● WHAT TO PRODUCE
Every line of the records below should be restated exactly.

****

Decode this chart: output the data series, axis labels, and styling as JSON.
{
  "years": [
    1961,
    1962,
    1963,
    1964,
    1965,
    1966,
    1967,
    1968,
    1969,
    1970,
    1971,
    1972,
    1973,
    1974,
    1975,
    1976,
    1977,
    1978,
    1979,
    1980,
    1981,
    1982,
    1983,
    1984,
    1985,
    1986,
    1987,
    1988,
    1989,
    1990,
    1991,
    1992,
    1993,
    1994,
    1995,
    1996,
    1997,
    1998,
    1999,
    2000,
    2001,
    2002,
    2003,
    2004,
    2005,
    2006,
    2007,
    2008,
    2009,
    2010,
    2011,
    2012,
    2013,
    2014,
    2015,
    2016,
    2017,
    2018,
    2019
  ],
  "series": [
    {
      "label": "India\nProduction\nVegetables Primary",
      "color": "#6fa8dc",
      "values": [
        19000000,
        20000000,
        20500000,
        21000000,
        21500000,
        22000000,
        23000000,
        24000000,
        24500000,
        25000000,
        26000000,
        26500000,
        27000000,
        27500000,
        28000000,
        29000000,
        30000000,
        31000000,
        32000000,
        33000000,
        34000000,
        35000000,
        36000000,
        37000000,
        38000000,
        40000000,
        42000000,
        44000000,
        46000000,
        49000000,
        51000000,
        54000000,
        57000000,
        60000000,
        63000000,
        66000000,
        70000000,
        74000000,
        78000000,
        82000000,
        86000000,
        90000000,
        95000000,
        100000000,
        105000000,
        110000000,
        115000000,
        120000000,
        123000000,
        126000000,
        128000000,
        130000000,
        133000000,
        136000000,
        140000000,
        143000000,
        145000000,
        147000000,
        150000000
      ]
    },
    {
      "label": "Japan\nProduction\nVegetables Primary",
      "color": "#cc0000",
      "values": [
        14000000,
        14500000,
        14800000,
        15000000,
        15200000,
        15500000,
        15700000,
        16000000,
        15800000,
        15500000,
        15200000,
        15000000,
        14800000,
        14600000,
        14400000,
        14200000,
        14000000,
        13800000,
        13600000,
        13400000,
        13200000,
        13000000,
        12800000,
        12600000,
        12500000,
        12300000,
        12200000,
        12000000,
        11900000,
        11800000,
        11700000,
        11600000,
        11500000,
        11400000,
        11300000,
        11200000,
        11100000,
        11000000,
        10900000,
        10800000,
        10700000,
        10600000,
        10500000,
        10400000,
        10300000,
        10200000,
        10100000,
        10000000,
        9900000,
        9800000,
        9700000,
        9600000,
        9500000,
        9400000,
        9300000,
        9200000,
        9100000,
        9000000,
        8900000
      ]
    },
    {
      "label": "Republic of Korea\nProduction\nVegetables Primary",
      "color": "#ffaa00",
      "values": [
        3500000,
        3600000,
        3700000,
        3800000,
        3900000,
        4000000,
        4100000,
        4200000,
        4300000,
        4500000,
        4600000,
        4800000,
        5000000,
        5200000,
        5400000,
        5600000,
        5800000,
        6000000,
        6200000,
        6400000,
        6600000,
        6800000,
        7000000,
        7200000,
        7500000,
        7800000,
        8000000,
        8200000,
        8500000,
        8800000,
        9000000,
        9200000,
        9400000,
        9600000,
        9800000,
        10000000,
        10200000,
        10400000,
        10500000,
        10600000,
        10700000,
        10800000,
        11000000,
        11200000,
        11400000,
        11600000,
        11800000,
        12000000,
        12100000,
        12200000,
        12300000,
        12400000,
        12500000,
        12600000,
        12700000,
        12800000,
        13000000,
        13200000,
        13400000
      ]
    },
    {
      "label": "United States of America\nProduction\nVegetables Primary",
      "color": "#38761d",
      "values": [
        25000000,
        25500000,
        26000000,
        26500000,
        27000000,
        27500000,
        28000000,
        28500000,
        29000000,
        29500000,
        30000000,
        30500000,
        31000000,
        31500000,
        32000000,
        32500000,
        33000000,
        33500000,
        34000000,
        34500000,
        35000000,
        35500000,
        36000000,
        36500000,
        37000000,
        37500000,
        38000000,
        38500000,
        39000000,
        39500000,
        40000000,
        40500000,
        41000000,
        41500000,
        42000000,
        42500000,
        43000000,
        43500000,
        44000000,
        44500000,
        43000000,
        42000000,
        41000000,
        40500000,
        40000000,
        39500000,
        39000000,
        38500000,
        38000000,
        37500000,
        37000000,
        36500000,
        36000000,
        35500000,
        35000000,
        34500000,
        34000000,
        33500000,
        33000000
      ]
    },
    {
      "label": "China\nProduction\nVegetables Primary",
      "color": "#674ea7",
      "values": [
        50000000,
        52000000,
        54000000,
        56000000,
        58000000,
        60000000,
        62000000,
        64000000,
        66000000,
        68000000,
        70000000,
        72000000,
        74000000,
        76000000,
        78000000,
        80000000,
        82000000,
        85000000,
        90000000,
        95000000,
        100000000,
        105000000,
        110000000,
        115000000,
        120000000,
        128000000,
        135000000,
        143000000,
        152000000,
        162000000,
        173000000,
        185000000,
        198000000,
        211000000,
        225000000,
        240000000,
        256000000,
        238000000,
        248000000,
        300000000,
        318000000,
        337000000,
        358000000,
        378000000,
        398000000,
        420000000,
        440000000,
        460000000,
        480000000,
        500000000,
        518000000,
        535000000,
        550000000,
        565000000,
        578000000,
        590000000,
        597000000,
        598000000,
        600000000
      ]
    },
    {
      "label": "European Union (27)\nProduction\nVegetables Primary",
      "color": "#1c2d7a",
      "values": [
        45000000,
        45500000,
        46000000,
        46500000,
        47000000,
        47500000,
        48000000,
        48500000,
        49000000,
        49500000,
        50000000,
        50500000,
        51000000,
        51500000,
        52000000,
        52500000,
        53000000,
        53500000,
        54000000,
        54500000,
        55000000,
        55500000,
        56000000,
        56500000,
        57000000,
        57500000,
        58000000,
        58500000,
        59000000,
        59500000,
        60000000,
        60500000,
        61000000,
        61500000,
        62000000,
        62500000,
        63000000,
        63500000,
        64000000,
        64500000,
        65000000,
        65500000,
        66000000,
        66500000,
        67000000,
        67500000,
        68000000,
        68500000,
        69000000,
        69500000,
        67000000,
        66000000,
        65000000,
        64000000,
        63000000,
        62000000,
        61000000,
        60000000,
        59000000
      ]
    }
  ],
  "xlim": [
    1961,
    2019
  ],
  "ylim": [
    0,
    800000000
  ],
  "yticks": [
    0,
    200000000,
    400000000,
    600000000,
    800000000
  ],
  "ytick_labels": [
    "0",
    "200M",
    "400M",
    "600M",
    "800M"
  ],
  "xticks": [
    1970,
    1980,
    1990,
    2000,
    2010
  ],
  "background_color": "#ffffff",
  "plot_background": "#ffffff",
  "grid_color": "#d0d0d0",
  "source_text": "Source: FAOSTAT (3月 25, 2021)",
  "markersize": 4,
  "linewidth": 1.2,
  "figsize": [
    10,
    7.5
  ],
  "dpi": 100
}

****

● RESPONSE BELOW
Decode this chart: output the data series, axis labels, and styling as JSON.
{
  "years": [
    1961,
    1962,
    1963,
    1964,
    1965,
    1966,
    1967,
    1968,
    1969,
    1970,
    1971,
    1972,
    1973,
    1974,
    1975,
    1976,
    1977,
    1978,
    1979,
    1980,
    1981,
    1982,
    1983,
    1984,
    1985,
    1986,
    1987,
    1988,
    1989,
    1990,
    1991,
    1992,
    1993,
    1994,
    1995,
    1996,
    1997,
    1998,
    1999,
    2000,
    2001,
    2002,
    2003,
    2004,
    2005,
    2006,
    2007,
    2008,
    2009,
    2010,
    2011,
    2012,
    2013,
    2014,
    2015,
    2016,
    2017,
    2018,
    2019
  ],
  "series": [
    {
      "label": "India\nProduction\nVegetables Primary",
      "color": "#6fa8dc",
      "values": [
        19000000,
        20000000,
        20500000,
        21000000,
        21500000,
        22000000,
        23000000,
        24000000,
        24500000,
        25000000,
        26000000,
        26500000,
        27000000,
        27500000,
        28000000,
        29000000,
        30000000,
        31000000,
        32000000,
        33000000,
        34000000,
        35000000,
        36000000,
        37000000,
        38000000,
        40000000,
        42000000,
        44000000,
        46000000,
        49000000,
        51000000,
        54000000,
        57000000,
        60000000,
        63000000,
        66000000,
        70000000,
        74000000,
        78000000,
        82000000,
        86000000,
        90000000,
        95000000,
        100000000,
        105000000,
        110000000,
        115000000,
        120000000,
        123000000,
        126000000,
        128000000,
        130000000,
        133000000,
        136000000,
        140000000,
        143000000,
        145000000,
        147000000,
        150000000
      ]
    },
    {
      "label": "Japan\nProduction\nVegetables Primary",
      "color": "#cc0000",
      "values": [
        14000000,
        14500000,
        14800000,
        15000000,
        15200000,
        15500000,
        15700000,
        16000000,
        15800000,
        15500000,
        15200000,
        15000000,
        14800000,
        14600000,
        14400000,
        14200000,
        14000000,
        13800000,
        13600000,
        13400000,
        13200000,
        13000000,
        12800000,
        12600000,
        12500000,
        12300000,
        12200000,
        12000000,
        11900000,
        11800000,
        11700000,
        11600000,
        11500000,
        11400000,
        11300000,
        11200000,
        11100000,
        11000000,
        10900000,
        10800000,
        10700000,
        10600000,
        10500000,
        10400000,
        10300000,
        10200000,
        10100000,
        10000000,
        9900000,
        9800000,
        9700000,
        9600000,
        9500000,
        9400000,
        9300000,
        9200000,
        9100000,
        9000000,
        8900000
      ]
    },
    {
      "label": "Republic of Korea\nProduction\nVegetables Primary",
      "color": "#ffaa00",
      "values": [
        3500000,
        3600000,
        3700000,
        3800000,
        3900000,
        4000000,
        4100000,
        4200000,
        4300000,
        4500000,
        4600000,
        4800000,
        5000000,
        5200000,
        5400000,
        5600000,
        5800000,
        6000000,
        6200000,
        6400000,
        6600000,
        6800000,
        7000000,
        7200000,
        7500000,
        7800000,
        8000000,
        8200000,
        8500000,
        8800000,
        9000000,
        9200000,
        9400000,
        9600000,
        9800000,
        10000000,
        10200000,
        10400000,
        10500000,
        10600000,
        10700000,
        10800000,
        11000000,
        11200000,
        11400000,
        11600000,
        11800000,
        12000000,
        12100000,
        12200000,
        12300000,
        12400000,
        12500000,
        12600000,
        12700000,
        12800000,
        13000000,
        13200000,
        13400000
      ]
    },
    {
      "label": "United States of America\nProduction\nVegetables Primary",
      "color": "#38761d",
      "values": [
        25000000,
        25500000,
        26000000,
        26500000,
        27000000,
        27500000,
        28000000,
        28500000,
        29000000,
        29500000,
        30000000,
        30500000,
        31000000,
        31500000,
        32000000,
        32500000,
        33000000,
        33500000,
        34000000,
        34500000,
        35000000,
        35500000,
        36000000,
        36500000,
        37000000,
        37500000,
        38000000,
        38500000,
        39000000,
        39500000,
        40000000,
        40500000,
        41000000,
        41500000,
        42000000,
        42500000,
        43000000,
        43500000,
        44000000,
        44500000,
        43000000,
        42000000,
        41000000,
        40500000,
        40000000,
        39500000,
        39000000,
        38500000,
        38000000,
        37500000,
        37000000,
        36500000,
        36000000,
        35500000,
        35000000,
        34500000,
        34000000,
        33500000,
        33000000
      ]
    },
    {
      "label": "China\nProduction\nVegetables Primary",
      "color": "#674ea7",
      "values": [
        50000000,
        52000000,
        54000000,
        56000000,
        58000000,
        60000000,
        62000000,
        64000000,
        66000000,
        68000000,
        70000000,
        72000000,
        74000000,
        76000000,
        78000000,
        80000000,
        82000000,
        85000000,
        90000000,
        95000000,
        100000000,
        105000000,
        110000000,
        115000000,
        120000000,
        128000000,
        135000000,
        143000000,
        152000000,
        162000000,
        173000000,
        185000000,
        198000000,
        211000000,
        225000000,
        240000000,
        256000000,
        238000000,
        248000000,
        300000000,
        318000000,
        337000000,
        358000000,
        378000000,
        398000000,
        420000000,
        440000000,
        460000000,
        480000000,
        500000000,
        518000000,
        535000000,
        550000000,
        565000000,
        578000000,
        590000000,
        597000000,
        598000000,
        600000000
      ]
    },
    {
      "label": "European Union (27)\nProduction\nVegetables Primary",
      "color": "#1c2d7a",
      "values": [
        45000000,
        45500000,
        46000000,
        46500000,
        47000000,
        47500000,
        48000000,
        48500000,
        49000000,
        49500000,
        50000000,
        50500000,
        51000000,
        51500000,
        52000000,
        52500000,
        53000000,
        53500000,
        54000000,
        54500000,
        55000000,
        55500000,
        56000000,
        56500000,
        57000000,
        57500000,
        58000000,
        58500000,
        59000000,
        59500000,
        60000000,
        60500000,
        61000000,
        61500000,
        62000000,
        62500000,
        63000000,
        63500000,
        64000000,
        64500000,
        65000000,
        65500000,
        66000000,
        66500000,
        67000000,
        67500000,
        68000000,
        68500000,
        69000000,
        69500000,
        67000000,
        66000000,
        65000000,
        64000000,
        63000000,
        62000000,
        61000000,
        60000000,
        59000000
      ]
    }
  ],
  "xlim": [
    1961,
    2019
  ],
  "ylim": [
    0,
    800000000
  ],
  "yticks": [
    0,
    200000000,
    400000000,
    600000000,
    800000000
  ],
  "ytick_labels": [
    "0",
    "200M",
    "400M",
    "600M",
    "800M"
  ],
  "xticks": [
    1970,
    1980,
    1990,
    2000,
    2010
  ],
  "background_color": "#ffffff",
  "plot_background": "#ffffff",
  "grid_color": "#d0d0d0",
  "source_text": "Source: FAOSTAT (3月 25, 2021)",
  "markersize": 4,
  "linewidth": 1.2,
  "figsize": [
    10,
    7.5
  ],
  "dpi": 100
}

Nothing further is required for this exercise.